(Do this) Copy the records below exactly, omitting any pictures they contain.

(Record list)
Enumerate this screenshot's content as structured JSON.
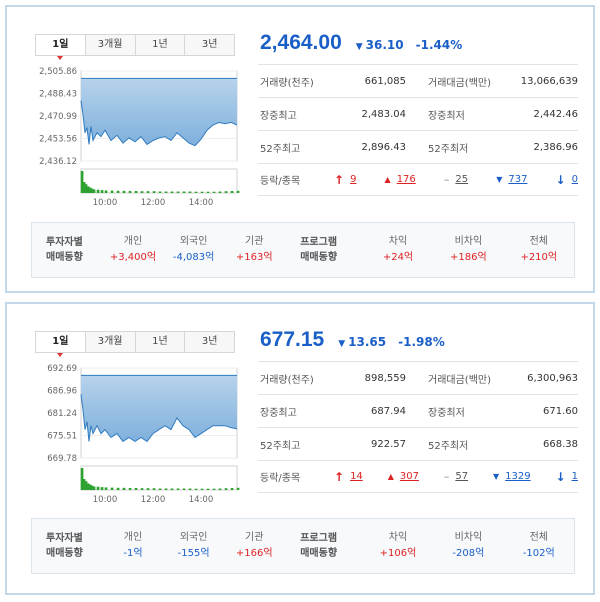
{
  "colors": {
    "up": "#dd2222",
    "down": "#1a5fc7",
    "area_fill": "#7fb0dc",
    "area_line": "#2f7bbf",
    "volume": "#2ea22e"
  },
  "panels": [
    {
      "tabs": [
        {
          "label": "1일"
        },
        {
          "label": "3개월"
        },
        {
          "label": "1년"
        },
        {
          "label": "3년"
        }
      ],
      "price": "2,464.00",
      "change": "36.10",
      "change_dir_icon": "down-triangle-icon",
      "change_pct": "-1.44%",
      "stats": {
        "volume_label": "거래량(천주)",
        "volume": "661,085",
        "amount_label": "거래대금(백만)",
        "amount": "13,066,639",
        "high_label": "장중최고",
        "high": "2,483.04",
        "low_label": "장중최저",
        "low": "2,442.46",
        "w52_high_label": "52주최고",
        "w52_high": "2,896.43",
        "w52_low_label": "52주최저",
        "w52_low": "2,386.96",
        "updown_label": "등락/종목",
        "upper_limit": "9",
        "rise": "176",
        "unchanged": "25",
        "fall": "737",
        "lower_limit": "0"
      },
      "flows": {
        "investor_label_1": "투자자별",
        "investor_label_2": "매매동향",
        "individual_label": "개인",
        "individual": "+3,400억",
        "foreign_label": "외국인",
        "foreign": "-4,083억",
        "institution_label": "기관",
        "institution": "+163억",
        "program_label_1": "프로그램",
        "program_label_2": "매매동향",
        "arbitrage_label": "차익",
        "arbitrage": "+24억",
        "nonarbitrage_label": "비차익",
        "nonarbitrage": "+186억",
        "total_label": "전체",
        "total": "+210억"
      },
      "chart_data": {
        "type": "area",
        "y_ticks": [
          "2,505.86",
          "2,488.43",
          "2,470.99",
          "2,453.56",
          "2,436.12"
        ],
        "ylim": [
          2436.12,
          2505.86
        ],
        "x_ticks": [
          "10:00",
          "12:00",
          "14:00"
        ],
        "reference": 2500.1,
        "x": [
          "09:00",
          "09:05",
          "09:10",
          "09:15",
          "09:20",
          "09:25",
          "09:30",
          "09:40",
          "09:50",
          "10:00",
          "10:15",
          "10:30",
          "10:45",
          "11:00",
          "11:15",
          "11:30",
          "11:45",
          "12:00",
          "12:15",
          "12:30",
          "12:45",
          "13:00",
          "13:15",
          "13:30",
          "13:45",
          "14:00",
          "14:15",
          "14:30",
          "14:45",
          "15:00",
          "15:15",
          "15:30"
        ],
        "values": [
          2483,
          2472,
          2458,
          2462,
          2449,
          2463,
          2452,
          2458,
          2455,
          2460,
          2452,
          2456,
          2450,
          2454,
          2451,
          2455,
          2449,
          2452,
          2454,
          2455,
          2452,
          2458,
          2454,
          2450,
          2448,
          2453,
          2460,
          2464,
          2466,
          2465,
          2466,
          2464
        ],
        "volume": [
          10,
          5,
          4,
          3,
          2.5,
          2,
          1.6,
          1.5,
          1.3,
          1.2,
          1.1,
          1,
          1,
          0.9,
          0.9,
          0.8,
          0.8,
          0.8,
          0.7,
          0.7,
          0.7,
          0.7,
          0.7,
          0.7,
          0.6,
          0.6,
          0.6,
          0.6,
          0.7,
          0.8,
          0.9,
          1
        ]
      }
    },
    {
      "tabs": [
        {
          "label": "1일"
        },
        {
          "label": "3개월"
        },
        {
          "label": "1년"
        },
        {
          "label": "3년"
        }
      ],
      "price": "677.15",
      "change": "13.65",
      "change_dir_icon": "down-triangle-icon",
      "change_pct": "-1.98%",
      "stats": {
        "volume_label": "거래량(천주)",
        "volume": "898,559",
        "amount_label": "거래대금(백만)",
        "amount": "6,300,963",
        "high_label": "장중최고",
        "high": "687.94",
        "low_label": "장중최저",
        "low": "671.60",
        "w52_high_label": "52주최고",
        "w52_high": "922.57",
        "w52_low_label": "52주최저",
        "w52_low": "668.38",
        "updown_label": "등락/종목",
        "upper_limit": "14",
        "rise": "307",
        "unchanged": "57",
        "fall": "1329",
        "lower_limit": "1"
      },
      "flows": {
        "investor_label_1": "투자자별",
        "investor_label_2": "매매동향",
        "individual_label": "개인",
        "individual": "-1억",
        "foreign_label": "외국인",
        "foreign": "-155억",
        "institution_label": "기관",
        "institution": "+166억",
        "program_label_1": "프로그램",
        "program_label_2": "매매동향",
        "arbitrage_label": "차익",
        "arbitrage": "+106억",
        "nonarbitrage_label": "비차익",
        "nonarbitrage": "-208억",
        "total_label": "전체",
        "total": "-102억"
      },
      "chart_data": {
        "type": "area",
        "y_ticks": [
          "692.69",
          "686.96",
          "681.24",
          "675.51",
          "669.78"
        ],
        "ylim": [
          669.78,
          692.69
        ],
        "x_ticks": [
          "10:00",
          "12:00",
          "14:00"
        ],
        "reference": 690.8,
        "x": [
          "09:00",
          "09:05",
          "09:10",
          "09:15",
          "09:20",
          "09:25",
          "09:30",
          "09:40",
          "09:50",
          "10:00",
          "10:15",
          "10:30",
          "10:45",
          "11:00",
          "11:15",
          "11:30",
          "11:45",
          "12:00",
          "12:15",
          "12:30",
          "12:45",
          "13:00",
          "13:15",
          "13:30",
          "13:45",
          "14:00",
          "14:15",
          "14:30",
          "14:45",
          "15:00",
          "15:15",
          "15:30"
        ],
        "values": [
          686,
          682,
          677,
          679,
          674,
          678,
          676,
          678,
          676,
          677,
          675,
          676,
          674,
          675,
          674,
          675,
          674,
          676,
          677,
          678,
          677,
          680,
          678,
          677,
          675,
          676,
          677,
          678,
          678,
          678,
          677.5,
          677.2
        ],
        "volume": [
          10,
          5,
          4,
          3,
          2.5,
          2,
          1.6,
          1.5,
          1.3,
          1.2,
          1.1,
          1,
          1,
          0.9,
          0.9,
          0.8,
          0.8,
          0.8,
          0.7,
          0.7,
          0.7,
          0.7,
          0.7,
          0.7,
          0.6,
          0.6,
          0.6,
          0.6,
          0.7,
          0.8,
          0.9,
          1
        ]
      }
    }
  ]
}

(Task result)
Enumerate this screenshot's content as structured JSON.
{
  "colors": {
    "up": "#dd2222",
    "down": "#1a5fc7",
    "area_fill": "#7fb0dc",
    "area_line": "#2f7bbf",
    "volume": "#2ea22e"
  },
  "panels": [
    {
      "tabs": [
        {
          "label": "1일"
        },
        {
          "label": "3개월"
        },
        {
          "label": "1년"
        },
        {
          "label": "3년"
        }
      ],
      "price": "2,464.00",
      "change": "36.10",
      "change_dir_icon": "down-triangle-icon",
      "change_pct": "-1.44%",
      "stats": {
        "volume_label": "거래량(천주)",
        "volume": "661,085",
        "amount_label": "거래대금(백만)",
        "amount": "13,066,639",
        "high_label": "장중최고",
        "high": "2,483.04",
        "low_label": "장중최저",
        "low": "2,442.46",
        "w52_high_label": "52주최고",
        "w52_high": "2,896.43",
        "w52_low_label": "52주최저",
        "w52_low": "2,386.96",
        "updown_label": "등락/종목",
        "upper_limit": "9",
        "rise": "176",
        "unchanged": "25",
        "fall": "737",
        "lower_limit": "0"
      },
      "flows": {
        "investor_label_1": "투자자별",
        "investor_label_2": "매매동향",
        "individual_label": "개인",
        "individual": "+3,400억",
        "foreign_label": "외국인",
        "foreign": "-4,083억",
        "institution_label": "기관",
        "institution": "+163억",
        "program_label_1": "프로그램",
        "program_label_2": "매매동향",
        "arbitrage_label": "차익",
        "arbitrage": "+24억",
        "nonarbitrage_label": "비차익",
        "nonarbitrage": "+186억",
        "total_label": "전체",
        "total": "+210억"
      },
      "chart_data": {
        "type": "area",
        "y_ticks": [
          "2,505.86",
          "2,488.43",
          "2,470.99",
          "2,453.56",
          "2,436.12"
        ],
        "ylim": [
          2436.12,
          2505.86
        ],
        "x_ticks": [
          "10:00",
          "12:00",
          "14:00"
        ],
        "reference": 2500.1,
        "x": [
          "09:00",
          "09:05",
          "09:10",
          "09:15",
          "09:20",
          "09:25",
          "09:30",
          "09:40",
          "09:50",
          "10:00",
          "10:15",
          "10:30",
          "10:45",
          "11:00",
          "11:15",
          "11:30",
          "11:45",
          "12:00",
          "12:15",
          "12:30",
          "12:45",
          "13:00",
          "13:15",
          "13:30",
          "13:45",
          "14:00",
          "14:15",
          "14:30",
          "14:45",
          "15:00",
          "15:15",
          "15:30"
        ],
        "values": [
          2483,
          2472,
          2458,
          2462,
          2449,
          2463,
          2452,
          2458,
          2455,
          2460,
          2452,
          2456,
          2450,
          2454,
          2451,
          2455,
          2449,
          2452,
          2454,
          2455,
          2452,
          2458,
          2454,
          2450,
          2448,
          2453,
          2460,
          2464,
          2466,
          2465,
          2466,
          2464
        ],
        "volume": [
          10,
          5,
          4,
          3,
          2.5,
          2,
          1.6,
          1.5,
          1.3,
          1.2,
          1.1,
          1,
          1,
          0.9,
          0.9,
          0.8,
          0.8,
          0.8,
          0.7,
          0.7,
          0.7,
          0.7,
          0.7,
          0.7,
          0.6,
          0.6,
          0.6,
          0.6,
          0.7,
          0.8,
          0.9,
          1
        ]
      }
    },
    {
      "tabs": [
        {
          "label": "1일"
        },
        {
          "label": "3개월"
        },
        {
          "label": "1년"
        },
        {
          "label": "3년"
        }
      ],
      "price": "677.15",
      "change": "13.65",
      "change_dir_icon": "down-triangle-icon",
      "change_pct": "-1.98%",
      "stats": {
        "volume_label": "거래량(천주)",
        "volume": "898,559",
        "amount_label": "거래대금(백만)",
        "amount": "6,300,963",
        "high_label": "장중최고",
        "high": "687.94",
        "low_label": "장중최저",
        "low": "671.60",
        "w52_high_label": "52주최고",
        "w52_high": "922.57",
        "w52_low_label": "52주최저",
        "w52_low": "668.38",
        "updown_label": "등락/종목",
        "upper_limit": "14",
        "rise": "307",
        "unchanged": "57",
        "fall": "1329",
        "lower_limit": "1"
      },
      "flows": {
        "investor_label_1": "투자자별",
        "investor_label_2": "매매동향",
        "individual_label": "개인",
        "individual": "-1억",
        "foreign_label": "외국인",
        "foreign": "-155억",
        "institution_label": "기관",
        "institution": "+166억",
        "program_label_1": "프로그램",
        "program_label_2": "매매동향",
        "arbitrage_label": "차익",
        "arbitrage": "+106억",
        "nonarbitrage_label": "비차익",
        "nonarbitrage": "-208억",
        "total_label": "전체",
        "total": "-102억"
      },
      "chart_data": {
        "type": "area",
        "y_ticks": [
          "692.69",
          "686.96",
          "681.24",
          "675.51",
          "669.78"
        ],
        "ylim": [
          669.78,
          692.69
        ],
        "x_ticks": [
          "10:00",
          "12:00",
          "14:00"
        ],
        "reference": 690.8,
        "x": [
          "09:00",
          "09:05",
          "09:10",
          "09:15",
          "09:20",
          "09:25",
          "09:30",
          "09:40",
          "09:50",
          "10:00",
          "10:15",
          "10:30",
          "10:45",
          "11:00",
          "11:15",
          "11:30",
          "11:45",
          "12:00",
          "12:15",
          "12:30",
          "12:45",
          "13:00",
          "13:15",
          "13:30",
          "13:45",
          "14:00",
          "14:15",
          "14:30",
          "14:45",
          "15:00",
          "15:15",
          "15:30"
        ],
        "values": [
          686,
          682,
          677,
          679,
          674,
          678,
          676,
          678,
          676,
          677,
          675,
          676,
          674,
          675,
          674,
          675,
          674,
          676,
          677,
          678,
          677,
          680,
          678,
          677,
          675,
          676,
          677,
          678,
          678,
          678,
          677.5,
          677.2
        ],
        "volume": [
          10,
          5,
          4,
          3,
          2.5,
          2,
          1.6,
          1.5,
          1.3,
          1.2,
          1.1,
          1,
          1,
          0.9,
          0.9,
          0.8,
          0.8,
          0.8,
          0.7,
          0.7,
          0.7,
          0.7,
          0.7,
          0.7,
          0.6,
          0.6,
          0.6,
          0.6,
          0.7,
          0.8,
          0.9,
          1
        ]
      }
    }
  ]
}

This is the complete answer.